------ INPUT RECORDS
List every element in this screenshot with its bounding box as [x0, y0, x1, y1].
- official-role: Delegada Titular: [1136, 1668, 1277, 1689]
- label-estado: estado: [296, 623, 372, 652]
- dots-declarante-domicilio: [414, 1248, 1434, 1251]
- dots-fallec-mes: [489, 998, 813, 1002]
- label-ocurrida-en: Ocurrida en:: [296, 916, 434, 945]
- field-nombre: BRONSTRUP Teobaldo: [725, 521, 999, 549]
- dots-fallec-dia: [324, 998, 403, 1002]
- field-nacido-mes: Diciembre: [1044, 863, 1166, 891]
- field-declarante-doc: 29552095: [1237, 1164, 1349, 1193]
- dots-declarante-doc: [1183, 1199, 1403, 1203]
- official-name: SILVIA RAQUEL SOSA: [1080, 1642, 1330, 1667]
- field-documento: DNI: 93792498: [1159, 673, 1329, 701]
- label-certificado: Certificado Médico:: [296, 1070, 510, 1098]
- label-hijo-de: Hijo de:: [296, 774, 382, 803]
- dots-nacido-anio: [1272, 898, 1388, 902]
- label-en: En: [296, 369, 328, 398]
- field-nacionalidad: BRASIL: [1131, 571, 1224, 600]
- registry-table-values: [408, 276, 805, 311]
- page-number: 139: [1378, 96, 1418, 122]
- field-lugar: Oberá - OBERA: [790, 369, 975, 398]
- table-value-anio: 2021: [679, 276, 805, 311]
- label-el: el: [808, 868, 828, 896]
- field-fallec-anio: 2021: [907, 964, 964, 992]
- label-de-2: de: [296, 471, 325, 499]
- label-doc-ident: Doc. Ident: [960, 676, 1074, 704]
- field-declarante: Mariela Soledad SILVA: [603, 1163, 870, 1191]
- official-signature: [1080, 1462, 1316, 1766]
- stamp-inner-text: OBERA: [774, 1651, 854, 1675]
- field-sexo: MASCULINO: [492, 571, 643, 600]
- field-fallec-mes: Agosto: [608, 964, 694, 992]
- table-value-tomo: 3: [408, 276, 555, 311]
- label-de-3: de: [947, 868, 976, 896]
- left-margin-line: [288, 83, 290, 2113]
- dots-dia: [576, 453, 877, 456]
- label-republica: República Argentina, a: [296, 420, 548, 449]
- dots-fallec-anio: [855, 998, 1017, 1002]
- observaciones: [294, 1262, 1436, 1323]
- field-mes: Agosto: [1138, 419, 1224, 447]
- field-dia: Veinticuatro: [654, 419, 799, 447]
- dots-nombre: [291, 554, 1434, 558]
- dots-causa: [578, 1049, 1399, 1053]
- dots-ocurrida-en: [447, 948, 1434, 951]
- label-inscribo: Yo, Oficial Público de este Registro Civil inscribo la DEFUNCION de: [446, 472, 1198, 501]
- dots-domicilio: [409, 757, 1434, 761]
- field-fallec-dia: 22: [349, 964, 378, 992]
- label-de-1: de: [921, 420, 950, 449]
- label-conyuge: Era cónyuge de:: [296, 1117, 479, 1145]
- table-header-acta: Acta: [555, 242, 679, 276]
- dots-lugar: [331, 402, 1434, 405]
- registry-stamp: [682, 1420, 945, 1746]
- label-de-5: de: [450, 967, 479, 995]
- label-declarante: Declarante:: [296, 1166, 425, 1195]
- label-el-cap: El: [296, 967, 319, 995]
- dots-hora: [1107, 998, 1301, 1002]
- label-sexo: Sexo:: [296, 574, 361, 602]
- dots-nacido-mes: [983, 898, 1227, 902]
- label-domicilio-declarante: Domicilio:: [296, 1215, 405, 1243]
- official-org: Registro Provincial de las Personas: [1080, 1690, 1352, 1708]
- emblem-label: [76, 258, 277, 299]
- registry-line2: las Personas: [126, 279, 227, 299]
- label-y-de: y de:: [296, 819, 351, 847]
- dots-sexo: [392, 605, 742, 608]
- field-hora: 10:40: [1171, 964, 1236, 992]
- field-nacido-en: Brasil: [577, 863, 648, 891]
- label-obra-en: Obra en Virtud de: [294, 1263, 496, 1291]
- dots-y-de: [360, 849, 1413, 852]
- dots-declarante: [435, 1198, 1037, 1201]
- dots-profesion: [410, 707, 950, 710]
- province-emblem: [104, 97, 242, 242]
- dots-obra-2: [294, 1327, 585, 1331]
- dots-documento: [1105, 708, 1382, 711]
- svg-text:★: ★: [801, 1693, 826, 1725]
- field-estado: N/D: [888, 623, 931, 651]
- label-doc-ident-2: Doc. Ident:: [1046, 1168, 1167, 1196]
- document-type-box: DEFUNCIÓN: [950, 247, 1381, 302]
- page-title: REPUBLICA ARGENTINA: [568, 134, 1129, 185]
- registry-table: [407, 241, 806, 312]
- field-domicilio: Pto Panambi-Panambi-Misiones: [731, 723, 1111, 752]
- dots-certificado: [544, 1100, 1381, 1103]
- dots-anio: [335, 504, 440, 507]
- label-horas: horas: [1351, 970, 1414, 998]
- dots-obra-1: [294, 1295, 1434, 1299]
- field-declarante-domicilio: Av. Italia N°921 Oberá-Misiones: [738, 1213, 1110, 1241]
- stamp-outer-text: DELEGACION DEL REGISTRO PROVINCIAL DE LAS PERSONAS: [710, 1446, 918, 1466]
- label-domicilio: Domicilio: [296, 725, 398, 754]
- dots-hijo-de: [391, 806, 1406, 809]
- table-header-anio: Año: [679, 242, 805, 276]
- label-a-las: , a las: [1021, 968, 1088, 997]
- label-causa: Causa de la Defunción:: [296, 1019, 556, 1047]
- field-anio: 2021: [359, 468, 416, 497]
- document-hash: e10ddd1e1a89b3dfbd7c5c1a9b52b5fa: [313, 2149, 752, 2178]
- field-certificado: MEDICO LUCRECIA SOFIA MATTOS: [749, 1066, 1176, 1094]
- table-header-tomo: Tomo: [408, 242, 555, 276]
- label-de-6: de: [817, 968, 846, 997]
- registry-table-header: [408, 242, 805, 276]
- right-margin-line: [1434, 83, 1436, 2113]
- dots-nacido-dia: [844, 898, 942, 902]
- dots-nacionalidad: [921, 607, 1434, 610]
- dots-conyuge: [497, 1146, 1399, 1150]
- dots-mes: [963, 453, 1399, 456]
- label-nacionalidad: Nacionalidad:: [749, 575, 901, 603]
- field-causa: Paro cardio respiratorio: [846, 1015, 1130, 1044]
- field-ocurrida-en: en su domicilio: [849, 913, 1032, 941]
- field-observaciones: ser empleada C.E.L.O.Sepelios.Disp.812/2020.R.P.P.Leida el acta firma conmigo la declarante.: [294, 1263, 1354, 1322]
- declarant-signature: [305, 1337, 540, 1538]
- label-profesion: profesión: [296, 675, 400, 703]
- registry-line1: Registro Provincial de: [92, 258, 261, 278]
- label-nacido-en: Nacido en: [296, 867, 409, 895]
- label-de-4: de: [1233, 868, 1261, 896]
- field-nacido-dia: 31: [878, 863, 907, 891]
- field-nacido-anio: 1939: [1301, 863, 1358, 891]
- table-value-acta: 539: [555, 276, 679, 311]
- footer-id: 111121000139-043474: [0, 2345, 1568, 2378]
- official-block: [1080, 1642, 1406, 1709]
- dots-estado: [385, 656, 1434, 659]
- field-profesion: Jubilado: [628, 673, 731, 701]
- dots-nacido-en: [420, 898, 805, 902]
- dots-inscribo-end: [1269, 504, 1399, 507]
------------
Rewrite the lines starting at the first one and ending at the line containing "- field-nacionalidad: BRASIL: [1131, 571, 1224, 600]", changing "Diciembre" to "Noviembre" and leaving everything else unchanged.

List every element in this screenshot with its bounding box as [x0, y0, x1, y1].
- official-role: Delegada Titular: [1136, 1668, 1277, 1689]
- label-estado: estado: [296, 623, 372, 652]
- dots-declarante-domicilio: [414, 1248, 1434, 1251]
- dots-fallec-mes: [489, 998, 813, 1002]
- label-ocurrida-en: Ocurrida en:: [296, 916, 434, 945]
- field-nombre: BRONSTRUP Teobaldo: [725, 521, 999, 549]
- dots-fallec-dia: [324, 998, 403, 1002]
- field-nacido-mes: Noviembre: [1044, 863, 1166, 891]
- field-declarante-doc: 29552095: [1237, 1164, 1349, 1193]
- dots-declarante-doc: [1183, 1199, 1403, 1203]
- official-name: SILVIA RAQUEL SOSA: [1080, 1642, 1330, 1667]
- field-documento: DNI: 93792498: [1159, 673, 1329, 701]
- label-certificado: Certificado Médico:: [296, 1070, 510, 1098]
- label-hijo-de: Hijo de:: [296, 774, 382, 803]
- dots-nacido-anio: [1272, 898, 1388, 902]
- label-en: En: [296, 369, 328, 398]
- field-nacionalidad: BRASIL: [1131, 571, 1224, 600]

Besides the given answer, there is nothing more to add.